» **Dataset content**
------

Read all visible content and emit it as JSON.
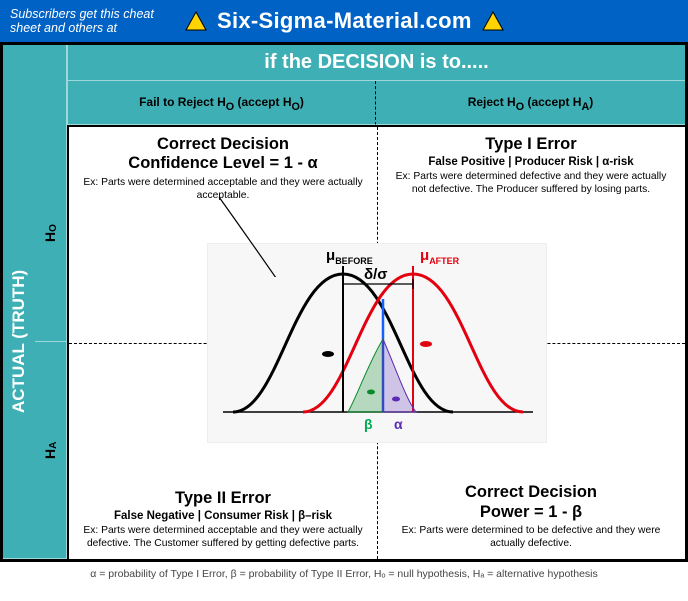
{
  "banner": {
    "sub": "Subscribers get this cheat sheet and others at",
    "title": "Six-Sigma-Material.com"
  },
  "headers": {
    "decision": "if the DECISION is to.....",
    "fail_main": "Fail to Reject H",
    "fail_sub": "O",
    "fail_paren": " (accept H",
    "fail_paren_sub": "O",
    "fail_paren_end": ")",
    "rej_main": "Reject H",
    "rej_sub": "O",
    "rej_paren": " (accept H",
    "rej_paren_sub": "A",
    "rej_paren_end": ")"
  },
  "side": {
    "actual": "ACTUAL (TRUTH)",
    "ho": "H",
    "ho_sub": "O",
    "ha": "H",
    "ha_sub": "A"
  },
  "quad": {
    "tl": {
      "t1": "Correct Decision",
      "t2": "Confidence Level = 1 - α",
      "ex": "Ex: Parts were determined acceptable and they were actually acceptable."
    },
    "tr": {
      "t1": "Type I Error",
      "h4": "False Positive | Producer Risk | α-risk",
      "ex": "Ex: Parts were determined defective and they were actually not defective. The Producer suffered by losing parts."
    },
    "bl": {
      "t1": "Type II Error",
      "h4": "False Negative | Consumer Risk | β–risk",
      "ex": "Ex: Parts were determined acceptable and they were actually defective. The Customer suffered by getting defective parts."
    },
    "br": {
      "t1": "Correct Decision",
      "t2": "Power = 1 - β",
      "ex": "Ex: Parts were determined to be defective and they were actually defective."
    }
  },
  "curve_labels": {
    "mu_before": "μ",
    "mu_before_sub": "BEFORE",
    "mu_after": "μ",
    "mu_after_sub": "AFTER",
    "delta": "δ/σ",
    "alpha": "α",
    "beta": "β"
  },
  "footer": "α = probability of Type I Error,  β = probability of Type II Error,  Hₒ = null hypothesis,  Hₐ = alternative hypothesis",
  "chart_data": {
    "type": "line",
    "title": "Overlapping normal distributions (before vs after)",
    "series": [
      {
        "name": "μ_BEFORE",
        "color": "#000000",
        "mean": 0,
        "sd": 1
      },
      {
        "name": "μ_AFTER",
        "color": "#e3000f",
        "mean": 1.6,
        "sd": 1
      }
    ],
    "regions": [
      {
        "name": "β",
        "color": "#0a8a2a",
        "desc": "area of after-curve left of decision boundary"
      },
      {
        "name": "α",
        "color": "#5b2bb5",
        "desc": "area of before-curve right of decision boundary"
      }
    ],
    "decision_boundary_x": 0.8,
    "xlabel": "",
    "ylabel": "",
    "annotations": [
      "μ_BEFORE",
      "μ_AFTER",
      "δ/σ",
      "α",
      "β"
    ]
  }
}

------

» **What this task involves**
Each line of the data should be quoted exactly, with pictures left out.

» **Written response**
Read all visible content and emit it as JSON.
{
  "banner": {
    "sub": "Subscribers get this cheat sheet and others at",
    "title": "Six-Sigma-Material.com"
  },
  "headers": {
    "decision": "if the DECISION is to.....",
    "fail_main": "Fail to Reject H",
    "fail_sub": "O",
    "fail_paren": " (accept H",
    "fail_paren_sub": "O",
    "fail_paren_end": ")",
    "rej_main": "Reject H",
    "rej_sub": "O",
    "rej_paren": " (accept H",
    "rej_paren_sub": "A",
    "rej_paren_end": ")"
  },
  "side": {
    "actual": "ACTUAL (TRUTH)",
    "ho": "H",
    "ho_sub": "O",
    "ha": "H",
    "ha_sub": "A"
  },
  "quad": {
    "tl": {
      "t1": "Correct Decision",
      "t2": "Confidence Level = 1 - α",
      "ex": "Ex: Parts were determined acceptable and they were actually acceptable."
    },
    "tr": {
      "t1": "Type I Error",
      "h4": "False Positive | Producer Risk | α-risk",
      "ex": "Ex: Parts were determined defective and they were actually not defective. The Producer suffered by losing parts."
    },
    "bl": {
      "t1": "Type II Error",
      "h4": "False Negative | Consumer Risk | β–risk",
      "ex": "Ex: Parts were determined acceptable and they were actually defective. The Customer suffered by getting defective parts."
    },
    "br": {
      "t1": "Correct Decision",
      "t2": "Power = 1 - β",
      "ex": "Ex: Parts were determined to be defective and they were actually defective."
    }
  },
  "curve_labels": {
    "mu_before": "μ",
    "mu_before_sub": "BEFORE",
    "mu_after": "μ",
    "mu_after_sub": "AFTER",
    "delta": "δ/σ",
    "alpha": "α",
    "beta": "β"
  },
  "footer": "α = probability of Type I Error,  β = probability of Type II Error,  Hₒ = null hypothesis,  Hₐ = alternative hypothesis",
  "chart_data": {
    "type": "line",
    "title": "Overlapping normal distributions (before vs after)",
    "series": [
      {
        "name": "μ_BEFORE",
        "color": "#000000",
        "mean": 0,
        "sd": 1
      },
      {
        "name": "μ_AFTER",
        "color": "#e3000f",
        "mean": 1.6,
        "sd": 1
      }
    ],
    "regions": [
      {
        "name": "β",
        "color": "#0a8a2a",
        "desc": "area of after-curve left of decision boundary"
      },
      {
        "name": "α",
        "color": "#5b2bb5",
        "desc": "area of before-curve right of decision boundary"
      }
    ],
    "decision_boundary_x": 0.8,
    "xlabel": "",
    "ylabel": "",
    "annotations": [
      "μ_BEFORE",
      "μ_AFTER",
      "δ/σ",
      "α",
      "β"
    ]
  }
}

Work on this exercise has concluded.